For the listing underneath, give the count of lines containing the string "spent" and nothing further.

━━━

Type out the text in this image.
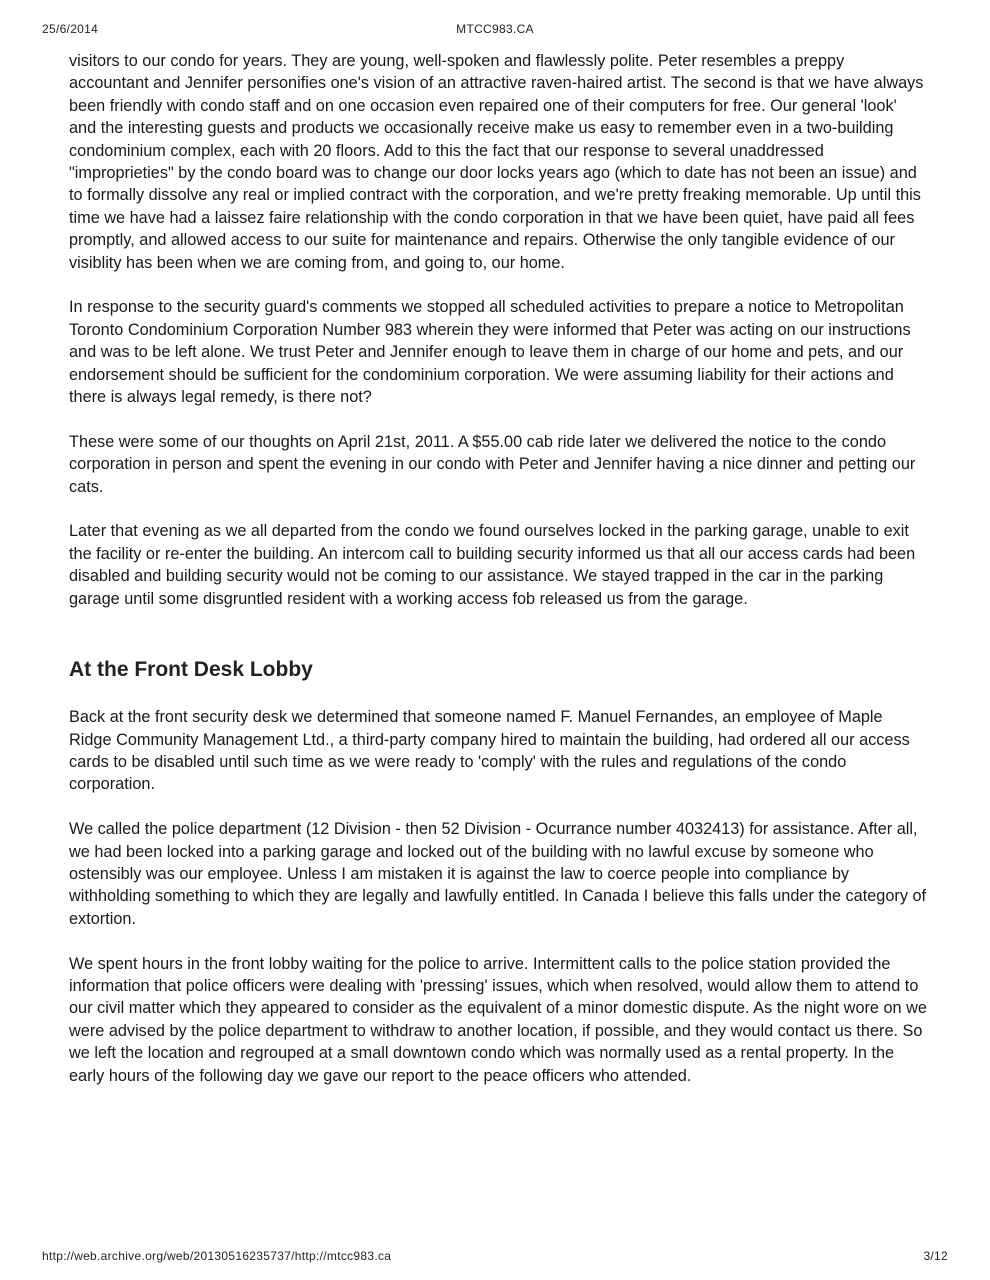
25/6/2014	MTCC983.CA

visitors to our condo for years. They are young, well-spoken and flawlessly polite. Peter resembles a preppy accountant and Jennifer personifies one's vision of an attractive raven-haired artist. The second is that we have always been friendly with condo staff and on one occasion even repaired one of their computers for free. Our general 'look' and the interesting guests and products we occasionally receive make us easy to remember even in a two-building condominium complex, each with 20 floors. Add to this the fact that our response to several unaddressed "improprieties" by the condo board was to change our door locks years ago (which to date has not been an issue) and to formally dissolve any real or implied contract with the corporation, and we're pretty freaking memorable. Up until this time we have had a laissez faire relationship with the condo corporation in that we have been quiet, have paid all fees promptly, and allowed access to our suite for maintenance and repairs. Otherwise the only tangible evidence of our visiblity has been when we are coming from, and going to, our home.

In response to the security guard's comments we stopped all scheduled activities to prepare a notice to Metropolitan Toronto Condominium Corporation Number 983 wherein they were informed that Peter was acting on our instructions and was to be left alone. We trust Peter and Jennifer enough to leave them in charge of our home and pets, and our endorsement should be sufficient for the condominium corporation. We were assuming liability for their actions and there is always legal remedy, is there not?

These were some of our thoughts on April 21st, 2011. A $55.00 cab ride later we delivered the notice to the condo corporation in person and spent the evening in our condo with Peter and Jennifer having a nice dinner and petting our cats.

Later that evening as we all departed from the condo we found ourselves locked in the parking garage, unable to exit the facility or re-enter the building. An intercom call to building security informed us that all our access cards had been disabled and building security would not be coming to our assistance. We stayed trapped in the car in the parking garage until some disgruntled resident with a working access fob released us from the garage.

At the Front Desk Lobby

Back at the front security desk we determined that someone named F. Manuel Fernandes, an employee of Maple Ridge Community Management Ltd., a third-party company hired to maintain the building, had ordered all our access cards to be disabled until such time as we were ready to 'comply' with the rules and regulations of the condo corporation.

We called the police department (12 Division - then 52 Division - Ocurrance number 4032413) for assistance. After all, we had been locked into a parking garage and locked out of the building with no lawful excuse by someone who ostensibly was our employee. Unless I am mistaken it is against the law to coerce people into compliance by withholding something to which they are legally and lawfully entitled. In Canada I believe this falls under the category of extortion.

We spent hours in the front lobby waiting for the police to arrive. Intermittent calls to the police station provided the information that police officers were dealing with 'pressing' issues, which when resolved, would allow them to attend to our civil matter which they appeared to consider as the equivalent of a minor domestic dispute. As the night wore on we were advised by the police department to withdraw to another location, if possible, and they would contact us there. So we left the location and regrouped at a small downtown condo which was normally used as a rental property. In the early hours of the following day we gave our report to the peace officers who attended.

http://web.archive.org/web/20130516235737/http://mtcc983.ca	3/12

━━━

• **Response to this task**
2